STATED PROBLEM: Report the count of lines that carry the string "dash", and add nothing.

RECORDED INFORMATION:
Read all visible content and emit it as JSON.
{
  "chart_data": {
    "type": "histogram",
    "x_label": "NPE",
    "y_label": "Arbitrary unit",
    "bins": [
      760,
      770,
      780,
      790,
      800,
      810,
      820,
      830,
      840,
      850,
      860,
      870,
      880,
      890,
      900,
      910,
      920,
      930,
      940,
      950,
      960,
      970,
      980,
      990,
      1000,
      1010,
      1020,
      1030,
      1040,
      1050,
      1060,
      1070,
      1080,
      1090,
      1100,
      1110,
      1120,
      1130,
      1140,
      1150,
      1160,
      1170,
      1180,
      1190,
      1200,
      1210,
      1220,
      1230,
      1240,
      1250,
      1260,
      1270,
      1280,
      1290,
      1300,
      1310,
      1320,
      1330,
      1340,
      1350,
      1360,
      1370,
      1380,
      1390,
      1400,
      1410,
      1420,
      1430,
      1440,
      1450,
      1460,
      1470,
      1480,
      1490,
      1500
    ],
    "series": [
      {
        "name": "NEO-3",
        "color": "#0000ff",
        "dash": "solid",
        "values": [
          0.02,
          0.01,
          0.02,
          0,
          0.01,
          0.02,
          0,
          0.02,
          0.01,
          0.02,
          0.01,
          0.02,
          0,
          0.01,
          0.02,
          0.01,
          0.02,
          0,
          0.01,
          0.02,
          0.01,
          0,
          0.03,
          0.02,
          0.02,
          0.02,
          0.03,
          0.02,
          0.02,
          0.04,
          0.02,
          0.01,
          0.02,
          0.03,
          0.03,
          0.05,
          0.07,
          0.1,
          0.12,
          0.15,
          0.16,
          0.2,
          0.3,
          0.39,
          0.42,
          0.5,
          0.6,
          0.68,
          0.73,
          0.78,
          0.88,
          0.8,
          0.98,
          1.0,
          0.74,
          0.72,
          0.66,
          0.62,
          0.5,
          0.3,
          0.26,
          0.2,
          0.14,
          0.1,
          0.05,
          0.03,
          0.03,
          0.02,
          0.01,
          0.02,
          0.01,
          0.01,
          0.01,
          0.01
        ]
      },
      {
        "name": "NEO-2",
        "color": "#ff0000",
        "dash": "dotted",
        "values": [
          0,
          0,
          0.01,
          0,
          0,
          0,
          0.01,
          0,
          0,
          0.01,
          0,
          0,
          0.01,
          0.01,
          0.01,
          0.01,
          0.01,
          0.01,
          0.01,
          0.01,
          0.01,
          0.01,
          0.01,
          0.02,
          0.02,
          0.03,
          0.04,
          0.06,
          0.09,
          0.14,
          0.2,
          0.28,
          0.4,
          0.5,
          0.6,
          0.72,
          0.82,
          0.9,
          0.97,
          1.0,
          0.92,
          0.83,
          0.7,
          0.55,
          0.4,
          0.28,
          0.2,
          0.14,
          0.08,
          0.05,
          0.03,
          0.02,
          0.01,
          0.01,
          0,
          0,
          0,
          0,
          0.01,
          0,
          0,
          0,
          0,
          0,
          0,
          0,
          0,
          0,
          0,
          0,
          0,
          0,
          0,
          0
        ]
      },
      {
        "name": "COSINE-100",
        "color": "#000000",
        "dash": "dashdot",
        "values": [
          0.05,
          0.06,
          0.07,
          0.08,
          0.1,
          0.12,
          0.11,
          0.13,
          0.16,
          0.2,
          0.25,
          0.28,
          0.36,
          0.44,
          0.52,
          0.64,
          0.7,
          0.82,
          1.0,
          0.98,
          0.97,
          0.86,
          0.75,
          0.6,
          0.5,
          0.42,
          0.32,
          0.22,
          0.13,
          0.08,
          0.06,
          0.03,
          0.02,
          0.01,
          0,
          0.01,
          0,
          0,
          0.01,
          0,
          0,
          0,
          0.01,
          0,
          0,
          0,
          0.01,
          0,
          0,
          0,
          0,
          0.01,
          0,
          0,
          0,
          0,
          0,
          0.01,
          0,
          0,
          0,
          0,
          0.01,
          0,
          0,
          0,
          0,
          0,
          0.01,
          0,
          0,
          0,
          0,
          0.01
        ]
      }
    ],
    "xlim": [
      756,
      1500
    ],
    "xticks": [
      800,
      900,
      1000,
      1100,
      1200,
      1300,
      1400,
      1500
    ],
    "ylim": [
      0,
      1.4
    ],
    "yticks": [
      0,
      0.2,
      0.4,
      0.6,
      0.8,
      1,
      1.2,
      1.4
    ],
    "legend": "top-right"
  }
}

FULL ANSWER: 3